┌──
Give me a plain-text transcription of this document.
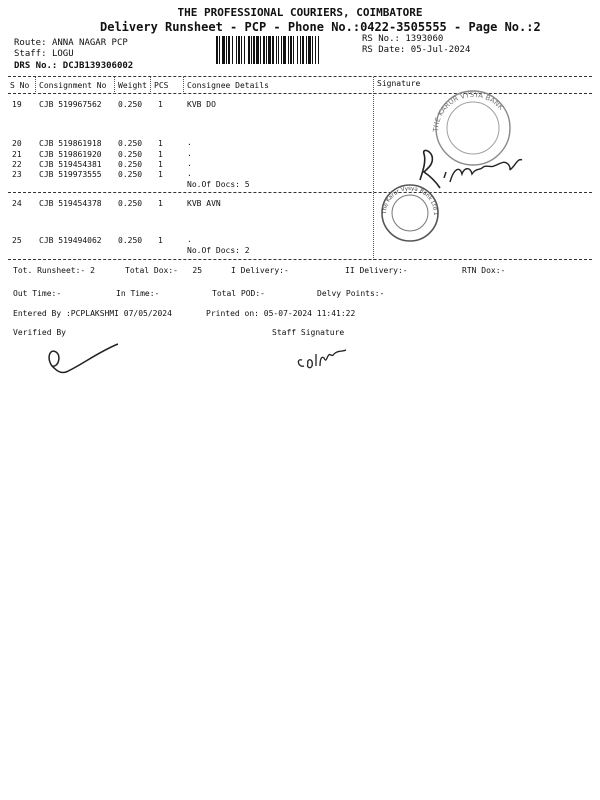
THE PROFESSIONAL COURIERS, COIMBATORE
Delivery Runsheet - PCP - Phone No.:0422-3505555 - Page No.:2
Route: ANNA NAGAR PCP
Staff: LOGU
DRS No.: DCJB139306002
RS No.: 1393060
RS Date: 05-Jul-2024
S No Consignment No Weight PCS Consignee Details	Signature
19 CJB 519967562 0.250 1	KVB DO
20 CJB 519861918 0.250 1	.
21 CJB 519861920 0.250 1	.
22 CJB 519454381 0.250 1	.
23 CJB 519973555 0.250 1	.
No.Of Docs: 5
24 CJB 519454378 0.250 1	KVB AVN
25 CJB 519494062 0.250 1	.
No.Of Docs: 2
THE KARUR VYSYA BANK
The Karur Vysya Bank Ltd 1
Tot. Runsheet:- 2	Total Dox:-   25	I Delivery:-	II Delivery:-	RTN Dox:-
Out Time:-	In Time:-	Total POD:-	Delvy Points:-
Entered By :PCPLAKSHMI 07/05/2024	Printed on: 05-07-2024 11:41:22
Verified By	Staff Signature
└──
┌──
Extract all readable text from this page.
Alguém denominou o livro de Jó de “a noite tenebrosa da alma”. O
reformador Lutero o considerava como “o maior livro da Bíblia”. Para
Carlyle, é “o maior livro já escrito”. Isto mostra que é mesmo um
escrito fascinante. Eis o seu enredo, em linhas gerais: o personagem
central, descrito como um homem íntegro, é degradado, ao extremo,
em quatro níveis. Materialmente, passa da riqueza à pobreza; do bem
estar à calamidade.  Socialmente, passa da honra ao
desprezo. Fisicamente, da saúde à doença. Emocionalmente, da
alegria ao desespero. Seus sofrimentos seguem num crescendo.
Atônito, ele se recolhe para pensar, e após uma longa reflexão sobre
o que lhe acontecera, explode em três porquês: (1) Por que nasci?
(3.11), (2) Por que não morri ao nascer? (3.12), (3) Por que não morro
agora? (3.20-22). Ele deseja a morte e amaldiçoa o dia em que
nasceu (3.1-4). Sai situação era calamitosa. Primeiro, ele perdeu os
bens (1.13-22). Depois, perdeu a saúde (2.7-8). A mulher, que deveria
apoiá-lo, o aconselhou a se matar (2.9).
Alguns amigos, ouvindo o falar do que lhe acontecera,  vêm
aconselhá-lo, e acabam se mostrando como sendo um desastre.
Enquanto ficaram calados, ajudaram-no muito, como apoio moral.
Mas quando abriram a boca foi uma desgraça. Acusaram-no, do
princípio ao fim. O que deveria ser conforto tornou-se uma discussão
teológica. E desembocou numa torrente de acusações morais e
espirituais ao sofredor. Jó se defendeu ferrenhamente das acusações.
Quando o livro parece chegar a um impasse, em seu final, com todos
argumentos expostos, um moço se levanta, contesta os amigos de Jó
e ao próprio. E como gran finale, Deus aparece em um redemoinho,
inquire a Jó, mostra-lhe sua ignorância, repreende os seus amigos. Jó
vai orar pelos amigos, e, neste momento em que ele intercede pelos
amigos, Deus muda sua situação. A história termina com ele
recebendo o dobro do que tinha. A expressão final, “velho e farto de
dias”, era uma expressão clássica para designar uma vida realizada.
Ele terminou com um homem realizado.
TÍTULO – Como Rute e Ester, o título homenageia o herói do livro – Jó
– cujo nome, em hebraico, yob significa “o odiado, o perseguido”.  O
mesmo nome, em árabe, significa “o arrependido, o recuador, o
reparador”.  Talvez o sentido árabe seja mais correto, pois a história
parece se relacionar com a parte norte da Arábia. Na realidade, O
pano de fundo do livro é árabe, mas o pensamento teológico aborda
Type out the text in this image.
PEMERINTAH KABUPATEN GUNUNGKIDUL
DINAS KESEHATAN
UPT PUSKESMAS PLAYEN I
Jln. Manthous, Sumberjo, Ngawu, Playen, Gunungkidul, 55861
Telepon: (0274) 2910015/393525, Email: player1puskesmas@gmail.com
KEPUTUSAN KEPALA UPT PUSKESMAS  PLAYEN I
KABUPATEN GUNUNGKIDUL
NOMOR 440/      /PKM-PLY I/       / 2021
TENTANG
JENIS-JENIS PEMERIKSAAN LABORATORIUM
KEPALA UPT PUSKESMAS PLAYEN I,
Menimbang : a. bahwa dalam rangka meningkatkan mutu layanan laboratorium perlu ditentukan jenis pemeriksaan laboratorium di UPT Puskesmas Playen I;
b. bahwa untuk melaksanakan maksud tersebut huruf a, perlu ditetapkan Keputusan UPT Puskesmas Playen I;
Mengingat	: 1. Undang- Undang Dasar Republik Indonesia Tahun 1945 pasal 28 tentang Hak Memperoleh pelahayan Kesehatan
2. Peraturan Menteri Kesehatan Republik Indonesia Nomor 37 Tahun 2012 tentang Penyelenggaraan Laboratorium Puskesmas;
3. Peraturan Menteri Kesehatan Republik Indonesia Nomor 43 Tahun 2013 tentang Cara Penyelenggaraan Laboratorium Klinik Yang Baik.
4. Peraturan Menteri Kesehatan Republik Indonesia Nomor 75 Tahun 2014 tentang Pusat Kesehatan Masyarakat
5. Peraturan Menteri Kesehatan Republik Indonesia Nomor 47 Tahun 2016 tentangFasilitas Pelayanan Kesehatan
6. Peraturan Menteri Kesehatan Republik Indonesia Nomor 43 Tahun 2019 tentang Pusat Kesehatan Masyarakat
└──
┌──
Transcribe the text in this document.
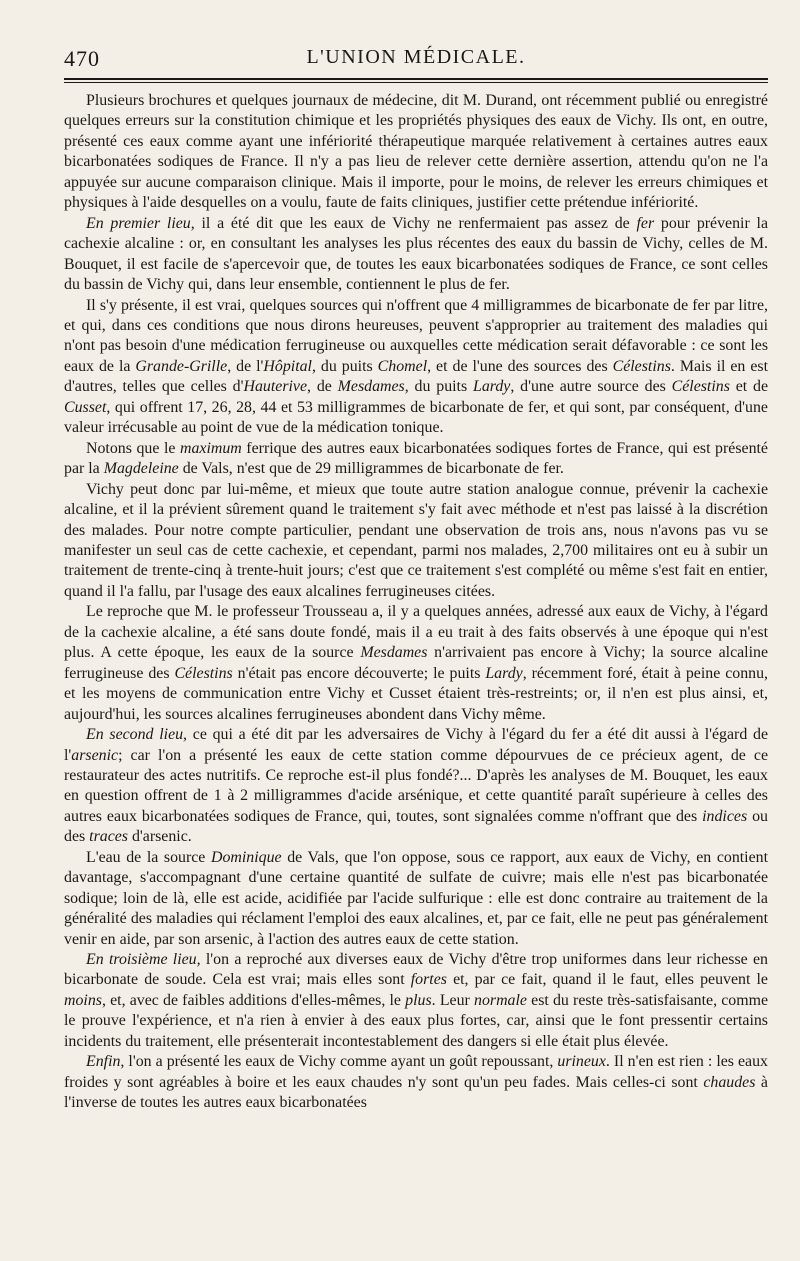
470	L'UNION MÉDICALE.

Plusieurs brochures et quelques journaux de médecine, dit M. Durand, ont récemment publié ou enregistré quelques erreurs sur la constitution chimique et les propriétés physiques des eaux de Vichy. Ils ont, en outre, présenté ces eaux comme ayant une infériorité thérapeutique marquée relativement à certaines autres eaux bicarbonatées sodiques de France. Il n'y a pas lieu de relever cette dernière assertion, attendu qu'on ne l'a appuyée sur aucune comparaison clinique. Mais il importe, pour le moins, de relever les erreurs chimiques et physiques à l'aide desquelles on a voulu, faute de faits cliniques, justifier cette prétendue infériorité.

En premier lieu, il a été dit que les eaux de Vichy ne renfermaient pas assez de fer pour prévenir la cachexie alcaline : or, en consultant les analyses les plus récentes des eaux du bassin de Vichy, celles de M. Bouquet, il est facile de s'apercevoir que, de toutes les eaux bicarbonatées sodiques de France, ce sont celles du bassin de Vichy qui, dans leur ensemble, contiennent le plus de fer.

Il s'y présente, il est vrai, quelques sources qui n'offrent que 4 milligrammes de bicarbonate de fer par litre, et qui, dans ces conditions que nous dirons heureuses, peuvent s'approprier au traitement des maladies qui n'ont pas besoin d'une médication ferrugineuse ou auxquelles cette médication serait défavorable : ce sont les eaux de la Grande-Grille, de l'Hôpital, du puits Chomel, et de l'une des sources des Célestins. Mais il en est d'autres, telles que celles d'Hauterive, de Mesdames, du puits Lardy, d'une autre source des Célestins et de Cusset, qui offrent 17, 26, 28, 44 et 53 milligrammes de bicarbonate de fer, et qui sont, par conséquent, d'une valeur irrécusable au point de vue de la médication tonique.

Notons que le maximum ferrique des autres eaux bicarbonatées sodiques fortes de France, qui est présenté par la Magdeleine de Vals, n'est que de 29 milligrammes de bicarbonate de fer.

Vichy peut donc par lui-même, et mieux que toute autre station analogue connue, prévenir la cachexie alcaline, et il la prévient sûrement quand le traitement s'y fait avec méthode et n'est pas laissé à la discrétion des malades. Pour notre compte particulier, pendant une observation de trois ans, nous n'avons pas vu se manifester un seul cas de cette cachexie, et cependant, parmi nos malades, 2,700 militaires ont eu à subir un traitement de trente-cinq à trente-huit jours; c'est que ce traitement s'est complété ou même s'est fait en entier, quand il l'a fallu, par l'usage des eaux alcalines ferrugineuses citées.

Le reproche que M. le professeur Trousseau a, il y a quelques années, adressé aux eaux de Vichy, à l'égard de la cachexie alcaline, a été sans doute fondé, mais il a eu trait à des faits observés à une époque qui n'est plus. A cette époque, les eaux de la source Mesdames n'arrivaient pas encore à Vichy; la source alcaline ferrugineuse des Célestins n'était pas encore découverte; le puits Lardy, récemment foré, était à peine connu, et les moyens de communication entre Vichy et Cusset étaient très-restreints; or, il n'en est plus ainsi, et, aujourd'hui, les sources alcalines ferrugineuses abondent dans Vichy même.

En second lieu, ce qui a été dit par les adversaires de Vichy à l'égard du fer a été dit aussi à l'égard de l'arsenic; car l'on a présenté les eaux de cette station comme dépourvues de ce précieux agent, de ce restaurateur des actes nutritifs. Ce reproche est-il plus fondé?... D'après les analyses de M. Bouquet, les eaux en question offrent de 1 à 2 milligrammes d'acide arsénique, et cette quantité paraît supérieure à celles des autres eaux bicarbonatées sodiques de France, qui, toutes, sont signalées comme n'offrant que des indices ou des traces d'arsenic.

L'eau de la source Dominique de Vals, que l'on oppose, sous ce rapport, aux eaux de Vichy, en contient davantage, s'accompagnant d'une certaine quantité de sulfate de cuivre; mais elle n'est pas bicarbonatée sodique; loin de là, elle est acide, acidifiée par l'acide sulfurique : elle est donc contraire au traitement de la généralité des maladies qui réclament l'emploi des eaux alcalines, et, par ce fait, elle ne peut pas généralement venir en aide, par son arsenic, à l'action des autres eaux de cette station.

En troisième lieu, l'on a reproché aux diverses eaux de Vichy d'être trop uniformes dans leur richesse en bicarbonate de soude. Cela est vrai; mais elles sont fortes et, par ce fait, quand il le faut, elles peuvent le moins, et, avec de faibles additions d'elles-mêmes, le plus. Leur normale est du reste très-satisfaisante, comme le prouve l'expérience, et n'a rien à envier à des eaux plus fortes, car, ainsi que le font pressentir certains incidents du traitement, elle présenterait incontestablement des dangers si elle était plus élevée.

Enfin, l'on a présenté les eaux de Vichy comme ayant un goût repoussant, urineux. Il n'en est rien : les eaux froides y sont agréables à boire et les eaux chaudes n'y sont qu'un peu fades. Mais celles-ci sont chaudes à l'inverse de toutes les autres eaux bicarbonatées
└──
Show all lines in the entries above where the word "Total" appears.

* [Reply]:
Tot. Runsheet:- 2	Total Dox:-   25	I Delivery:-	II Delivery:-	RTN Dox:-
Out Time:-	In Time:-	Total POD:-	Delvy Points:-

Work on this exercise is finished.